[WHAT YOU SHOULD DO]: Reproduce all lines of the listing below in which the word "values" occurs.

[DATA SHOWN]:
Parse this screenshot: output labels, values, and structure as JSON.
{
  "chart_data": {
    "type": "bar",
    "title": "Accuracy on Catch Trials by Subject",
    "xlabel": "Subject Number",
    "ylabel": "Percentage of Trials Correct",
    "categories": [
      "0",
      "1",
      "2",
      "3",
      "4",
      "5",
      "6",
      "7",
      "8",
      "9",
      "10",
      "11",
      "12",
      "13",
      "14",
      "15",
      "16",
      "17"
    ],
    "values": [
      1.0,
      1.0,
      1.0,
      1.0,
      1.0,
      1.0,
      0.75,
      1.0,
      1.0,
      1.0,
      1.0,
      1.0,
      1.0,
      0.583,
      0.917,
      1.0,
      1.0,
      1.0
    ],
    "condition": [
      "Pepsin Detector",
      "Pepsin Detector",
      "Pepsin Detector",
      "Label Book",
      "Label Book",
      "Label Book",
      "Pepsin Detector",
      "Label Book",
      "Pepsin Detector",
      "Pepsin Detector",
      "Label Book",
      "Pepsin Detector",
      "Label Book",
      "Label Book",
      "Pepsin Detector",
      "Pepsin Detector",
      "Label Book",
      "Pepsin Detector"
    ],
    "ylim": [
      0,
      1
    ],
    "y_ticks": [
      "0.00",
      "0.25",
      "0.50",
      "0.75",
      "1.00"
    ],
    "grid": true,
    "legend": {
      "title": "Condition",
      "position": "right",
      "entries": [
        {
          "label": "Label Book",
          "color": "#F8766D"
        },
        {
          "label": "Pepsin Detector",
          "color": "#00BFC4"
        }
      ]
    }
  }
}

[ANSWER]:
Parse this screenshot: output labels, values, and structure as JSON.
    "values": [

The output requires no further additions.